Only lines with the string "JSON" matter here; gather them from the material below.

Provided data:
::::::::

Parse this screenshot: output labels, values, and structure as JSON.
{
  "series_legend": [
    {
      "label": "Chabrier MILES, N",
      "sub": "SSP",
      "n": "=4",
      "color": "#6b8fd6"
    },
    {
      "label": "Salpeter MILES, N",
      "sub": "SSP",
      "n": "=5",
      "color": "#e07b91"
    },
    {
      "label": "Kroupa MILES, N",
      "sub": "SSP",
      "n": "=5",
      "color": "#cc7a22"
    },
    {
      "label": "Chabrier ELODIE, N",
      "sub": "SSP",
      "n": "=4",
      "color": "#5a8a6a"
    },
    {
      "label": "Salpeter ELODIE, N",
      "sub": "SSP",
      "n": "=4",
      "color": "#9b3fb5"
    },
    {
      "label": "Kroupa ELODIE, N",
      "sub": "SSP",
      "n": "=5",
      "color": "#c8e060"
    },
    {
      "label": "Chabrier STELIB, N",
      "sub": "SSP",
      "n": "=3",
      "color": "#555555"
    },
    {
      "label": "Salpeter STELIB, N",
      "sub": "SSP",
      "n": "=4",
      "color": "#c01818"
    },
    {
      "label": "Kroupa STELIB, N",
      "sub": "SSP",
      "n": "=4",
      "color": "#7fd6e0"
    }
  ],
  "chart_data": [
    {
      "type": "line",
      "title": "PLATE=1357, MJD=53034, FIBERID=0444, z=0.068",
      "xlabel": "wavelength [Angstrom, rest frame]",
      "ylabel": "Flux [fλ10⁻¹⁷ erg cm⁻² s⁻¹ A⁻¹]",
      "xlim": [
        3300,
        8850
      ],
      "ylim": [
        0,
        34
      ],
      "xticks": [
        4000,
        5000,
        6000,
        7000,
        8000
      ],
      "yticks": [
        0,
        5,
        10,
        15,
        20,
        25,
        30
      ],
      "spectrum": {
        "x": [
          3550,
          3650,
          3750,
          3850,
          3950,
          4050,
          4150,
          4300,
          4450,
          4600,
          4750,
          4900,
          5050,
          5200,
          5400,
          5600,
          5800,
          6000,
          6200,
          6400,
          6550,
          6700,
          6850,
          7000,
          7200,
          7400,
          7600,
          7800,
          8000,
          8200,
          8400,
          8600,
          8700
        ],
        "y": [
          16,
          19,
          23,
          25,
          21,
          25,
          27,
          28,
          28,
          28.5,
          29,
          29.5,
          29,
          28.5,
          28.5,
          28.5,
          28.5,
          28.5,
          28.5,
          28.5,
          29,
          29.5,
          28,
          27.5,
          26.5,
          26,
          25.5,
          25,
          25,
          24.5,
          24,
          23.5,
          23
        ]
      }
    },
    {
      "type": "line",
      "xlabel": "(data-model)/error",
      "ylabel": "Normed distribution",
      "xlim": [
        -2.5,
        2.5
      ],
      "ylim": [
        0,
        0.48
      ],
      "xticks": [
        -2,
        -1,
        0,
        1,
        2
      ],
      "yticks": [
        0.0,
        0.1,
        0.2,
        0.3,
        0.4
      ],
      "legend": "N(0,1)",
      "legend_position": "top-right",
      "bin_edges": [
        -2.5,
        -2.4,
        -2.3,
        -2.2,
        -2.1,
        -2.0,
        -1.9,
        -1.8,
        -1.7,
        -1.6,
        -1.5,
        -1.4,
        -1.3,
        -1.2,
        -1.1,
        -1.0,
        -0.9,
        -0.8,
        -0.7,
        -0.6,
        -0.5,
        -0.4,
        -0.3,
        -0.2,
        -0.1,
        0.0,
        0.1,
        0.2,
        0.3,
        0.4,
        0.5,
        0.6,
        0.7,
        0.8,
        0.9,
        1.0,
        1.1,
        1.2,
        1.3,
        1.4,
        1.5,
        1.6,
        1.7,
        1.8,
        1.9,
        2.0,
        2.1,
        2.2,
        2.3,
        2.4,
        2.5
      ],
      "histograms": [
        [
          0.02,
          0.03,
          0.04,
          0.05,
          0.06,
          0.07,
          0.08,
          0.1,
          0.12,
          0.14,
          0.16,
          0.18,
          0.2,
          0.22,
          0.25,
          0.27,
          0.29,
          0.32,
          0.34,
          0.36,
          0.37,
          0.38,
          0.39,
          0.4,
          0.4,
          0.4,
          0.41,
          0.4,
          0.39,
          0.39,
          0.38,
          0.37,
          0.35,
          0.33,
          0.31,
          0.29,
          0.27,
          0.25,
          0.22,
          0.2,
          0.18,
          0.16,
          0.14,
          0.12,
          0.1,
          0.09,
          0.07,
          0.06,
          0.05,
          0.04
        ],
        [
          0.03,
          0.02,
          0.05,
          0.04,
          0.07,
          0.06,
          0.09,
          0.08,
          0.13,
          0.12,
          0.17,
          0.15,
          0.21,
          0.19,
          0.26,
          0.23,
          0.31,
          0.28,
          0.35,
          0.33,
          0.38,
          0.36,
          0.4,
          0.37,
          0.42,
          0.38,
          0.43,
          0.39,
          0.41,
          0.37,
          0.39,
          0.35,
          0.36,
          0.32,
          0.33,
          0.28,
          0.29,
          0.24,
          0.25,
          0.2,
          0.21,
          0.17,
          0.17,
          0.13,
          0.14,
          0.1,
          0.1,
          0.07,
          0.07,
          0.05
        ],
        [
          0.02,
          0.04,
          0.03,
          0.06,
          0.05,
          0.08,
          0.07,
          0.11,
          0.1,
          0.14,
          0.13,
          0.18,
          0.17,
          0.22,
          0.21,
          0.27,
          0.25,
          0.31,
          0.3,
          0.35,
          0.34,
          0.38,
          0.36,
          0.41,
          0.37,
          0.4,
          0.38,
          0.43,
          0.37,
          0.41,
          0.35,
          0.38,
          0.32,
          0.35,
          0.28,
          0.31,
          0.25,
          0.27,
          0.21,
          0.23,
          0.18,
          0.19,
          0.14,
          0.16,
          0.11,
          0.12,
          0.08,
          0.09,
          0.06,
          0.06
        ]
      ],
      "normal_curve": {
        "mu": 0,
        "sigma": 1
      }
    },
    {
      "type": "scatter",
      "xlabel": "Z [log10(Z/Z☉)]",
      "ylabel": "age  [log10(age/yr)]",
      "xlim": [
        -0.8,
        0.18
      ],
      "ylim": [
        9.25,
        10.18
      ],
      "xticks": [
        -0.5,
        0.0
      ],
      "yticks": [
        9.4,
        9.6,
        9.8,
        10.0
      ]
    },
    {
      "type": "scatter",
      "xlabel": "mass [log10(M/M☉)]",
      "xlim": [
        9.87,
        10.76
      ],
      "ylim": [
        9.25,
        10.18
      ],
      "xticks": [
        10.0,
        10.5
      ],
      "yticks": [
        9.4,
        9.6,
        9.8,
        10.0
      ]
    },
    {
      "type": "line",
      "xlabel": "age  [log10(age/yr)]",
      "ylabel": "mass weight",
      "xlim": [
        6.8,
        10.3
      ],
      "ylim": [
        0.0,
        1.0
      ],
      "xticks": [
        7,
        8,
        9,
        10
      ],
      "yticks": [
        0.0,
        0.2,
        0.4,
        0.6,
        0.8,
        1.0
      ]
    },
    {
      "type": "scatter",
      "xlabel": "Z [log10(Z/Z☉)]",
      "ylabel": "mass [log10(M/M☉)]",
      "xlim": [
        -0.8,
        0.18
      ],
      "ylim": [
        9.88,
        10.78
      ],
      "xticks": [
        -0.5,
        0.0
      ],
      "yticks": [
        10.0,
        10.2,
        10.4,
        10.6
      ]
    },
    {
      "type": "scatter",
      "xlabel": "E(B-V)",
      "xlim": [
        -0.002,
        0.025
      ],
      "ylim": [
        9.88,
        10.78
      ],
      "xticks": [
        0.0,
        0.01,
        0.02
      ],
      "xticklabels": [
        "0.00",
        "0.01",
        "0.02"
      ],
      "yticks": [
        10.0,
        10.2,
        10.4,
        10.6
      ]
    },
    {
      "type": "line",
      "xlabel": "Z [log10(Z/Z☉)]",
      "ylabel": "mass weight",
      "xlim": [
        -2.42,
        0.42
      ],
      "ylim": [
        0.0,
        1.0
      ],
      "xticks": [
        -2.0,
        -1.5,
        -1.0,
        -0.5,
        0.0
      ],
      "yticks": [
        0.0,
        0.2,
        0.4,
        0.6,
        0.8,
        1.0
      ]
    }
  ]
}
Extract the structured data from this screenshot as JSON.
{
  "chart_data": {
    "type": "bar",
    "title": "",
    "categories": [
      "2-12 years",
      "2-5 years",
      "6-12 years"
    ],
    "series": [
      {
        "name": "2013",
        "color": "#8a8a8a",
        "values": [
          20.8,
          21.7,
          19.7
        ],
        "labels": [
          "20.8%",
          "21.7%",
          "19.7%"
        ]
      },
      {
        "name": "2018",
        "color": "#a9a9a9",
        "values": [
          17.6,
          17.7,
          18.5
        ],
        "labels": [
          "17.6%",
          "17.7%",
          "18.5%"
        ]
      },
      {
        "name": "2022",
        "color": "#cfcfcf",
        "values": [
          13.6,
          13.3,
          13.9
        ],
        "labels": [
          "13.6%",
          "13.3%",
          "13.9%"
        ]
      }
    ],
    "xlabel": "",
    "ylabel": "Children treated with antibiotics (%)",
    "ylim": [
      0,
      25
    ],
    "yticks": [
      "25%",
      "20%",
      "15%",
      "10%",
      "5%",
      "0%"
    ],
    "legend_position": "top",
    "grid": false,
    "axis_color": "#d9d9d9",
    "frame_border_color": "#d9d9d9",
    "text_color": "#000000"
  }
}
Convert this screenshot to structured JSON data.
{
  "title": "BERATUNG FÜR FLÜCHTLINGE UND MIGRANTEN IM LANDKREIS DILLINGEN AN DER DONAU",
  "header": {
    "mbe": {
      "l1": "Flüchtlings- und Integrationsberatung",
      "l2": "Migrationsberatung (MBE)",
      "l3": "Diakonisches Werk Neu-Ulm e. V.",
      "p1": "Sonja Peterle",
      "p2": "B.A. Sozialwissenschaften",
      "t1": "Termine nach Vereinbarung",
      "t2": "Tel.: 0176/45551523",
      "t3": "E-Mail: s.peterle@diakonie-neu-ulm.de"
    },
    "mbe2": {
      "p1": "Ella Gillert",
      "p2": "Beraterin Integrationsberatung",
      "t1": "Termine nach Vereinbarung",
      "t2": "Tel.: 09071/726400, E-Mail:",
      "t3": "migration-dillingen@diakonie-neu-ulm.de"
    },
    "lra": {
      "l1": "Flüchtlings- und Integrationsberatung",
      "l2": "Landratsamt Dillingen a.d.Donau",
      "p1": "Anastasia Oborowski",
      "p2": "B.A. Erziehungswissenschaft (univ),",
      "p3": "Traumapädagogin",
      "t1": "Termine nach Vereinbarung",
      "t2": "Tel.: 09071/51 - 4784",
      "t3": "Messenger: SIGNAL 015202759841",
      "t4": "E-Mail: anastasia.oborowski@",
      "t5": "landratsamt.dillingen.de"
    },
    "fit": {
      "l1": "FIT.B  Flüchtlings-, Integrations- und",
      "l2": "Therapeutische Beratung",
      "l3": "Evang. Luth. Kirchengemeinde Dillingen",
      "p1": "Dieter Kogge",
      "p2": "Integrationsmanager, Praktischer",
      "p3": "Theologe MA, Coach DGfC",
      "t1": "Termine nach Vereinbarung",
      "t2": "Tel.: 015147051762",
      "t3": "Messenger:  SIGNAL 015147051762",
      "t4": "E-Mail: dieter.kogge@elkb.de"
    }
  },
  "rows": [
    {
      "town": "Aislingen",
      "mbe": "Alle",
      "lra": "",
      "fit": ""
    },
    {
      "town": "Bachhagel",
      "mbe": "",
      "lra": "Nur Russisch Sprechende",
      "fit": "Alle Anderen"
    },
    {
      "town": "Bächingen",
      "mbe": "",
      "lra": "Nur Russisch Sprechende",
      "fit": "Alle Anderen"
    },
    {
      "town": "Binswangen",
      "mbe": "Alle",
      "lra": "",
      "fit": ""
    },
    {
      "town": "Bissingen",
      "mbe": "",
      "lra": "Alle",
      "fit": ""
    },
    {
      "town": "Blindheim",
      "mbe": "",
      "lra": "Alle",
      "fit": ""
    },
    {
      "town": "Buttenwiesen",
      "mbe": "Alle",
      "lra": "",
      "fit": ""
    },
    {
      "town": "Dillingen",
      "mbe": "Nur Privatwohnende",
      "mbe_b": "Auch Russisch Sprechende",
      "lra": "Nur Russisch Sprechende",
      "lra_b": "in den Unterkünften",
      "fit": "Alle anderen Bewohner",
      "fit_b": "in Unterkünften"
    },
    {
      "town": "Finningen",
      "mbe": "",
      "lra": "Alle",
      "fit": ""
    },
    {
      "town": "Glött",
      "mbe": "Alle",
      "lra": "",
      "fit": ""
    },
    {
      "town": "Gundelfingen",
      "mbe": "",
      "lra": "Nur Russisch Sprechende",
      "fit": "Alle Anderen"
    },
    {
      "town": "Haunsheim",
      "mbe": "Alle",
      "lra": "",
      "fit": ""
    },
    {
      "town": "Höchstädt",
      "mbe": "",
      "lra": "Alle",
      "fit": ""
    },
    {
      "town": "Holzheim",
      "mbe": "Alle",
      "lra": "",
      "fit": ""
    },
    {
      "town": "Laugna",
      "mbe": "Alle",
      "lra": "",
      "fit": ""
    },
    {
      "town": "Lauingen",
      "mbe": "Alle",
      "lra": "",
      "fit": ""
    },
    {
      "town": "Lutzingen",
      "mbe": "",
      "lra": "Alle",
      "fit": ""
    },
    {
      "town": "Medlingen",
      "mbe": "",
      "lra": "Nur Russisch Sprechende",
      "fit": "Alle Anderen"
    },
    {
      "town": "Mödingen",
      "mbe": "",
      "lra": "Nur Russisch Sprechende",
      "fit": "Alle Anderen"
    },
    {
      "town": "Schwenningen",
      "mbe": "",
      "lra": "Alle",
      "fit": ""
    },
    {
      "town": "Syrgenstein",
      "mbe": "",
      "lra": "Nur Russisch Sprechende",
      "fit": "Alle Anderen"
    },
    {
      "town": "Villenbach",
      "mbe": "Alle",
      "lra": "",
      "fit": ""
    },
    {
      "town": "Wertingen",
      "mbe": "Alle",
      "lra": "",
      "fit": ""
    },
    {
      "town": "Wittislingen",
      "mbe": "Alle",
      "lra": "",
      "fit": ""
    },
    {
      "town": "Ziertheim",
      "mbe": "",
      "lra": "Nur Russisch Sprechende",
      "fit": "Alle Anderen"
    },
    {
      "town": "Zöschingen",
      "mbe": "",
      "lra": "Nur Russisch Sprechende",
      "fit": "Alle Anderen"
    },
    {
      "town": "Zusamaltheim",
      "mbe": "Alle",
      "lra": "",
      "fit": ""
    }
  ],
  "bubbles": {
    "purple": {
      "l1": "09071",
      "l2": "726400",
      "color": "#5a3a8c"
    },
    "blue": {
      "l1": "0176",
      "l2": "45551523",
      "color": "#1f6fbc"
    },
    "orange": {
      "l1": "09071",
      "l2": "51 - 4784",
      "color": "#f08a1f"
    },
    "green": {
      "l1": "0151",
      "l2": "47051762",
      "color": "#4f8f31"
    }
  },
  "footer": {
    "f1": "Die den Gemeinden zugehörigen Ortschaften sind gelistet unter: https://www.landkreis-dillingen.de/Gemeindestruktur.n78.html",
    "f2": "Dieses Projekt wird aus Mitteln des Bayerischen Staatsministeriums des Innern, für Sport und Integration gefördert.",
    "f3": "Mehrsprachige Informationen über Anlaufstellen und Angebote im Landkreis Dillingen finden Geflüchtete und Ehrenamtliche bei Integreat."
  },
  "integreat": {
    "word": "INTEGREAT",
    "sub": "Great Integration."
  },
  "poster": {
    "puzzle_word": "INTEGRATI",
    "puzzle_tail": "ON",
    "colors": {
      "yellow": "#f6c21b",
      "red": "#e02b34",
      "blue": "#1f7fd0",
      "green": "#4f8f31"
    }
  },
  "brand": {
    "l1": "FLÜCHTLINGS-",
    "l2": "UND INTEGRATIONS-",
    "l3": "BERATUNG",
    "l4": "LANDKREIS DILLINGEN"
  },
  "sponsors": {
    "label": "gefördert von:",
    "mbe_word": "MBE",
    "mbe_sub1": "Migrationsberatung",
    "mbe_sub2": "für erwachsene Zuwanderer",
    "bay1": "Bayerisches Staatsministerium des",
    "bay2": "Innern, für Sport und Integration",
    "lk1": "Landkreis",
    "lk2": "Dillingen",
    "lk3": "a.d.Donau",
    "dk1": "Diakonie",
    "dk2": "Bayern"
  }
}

::::::::

Written answer:
Parse this screenshot: output labels, values, and structure as JSON.
Extract the structured data from this screenshot as JSON.
Convert this screenshot to structured JSON data.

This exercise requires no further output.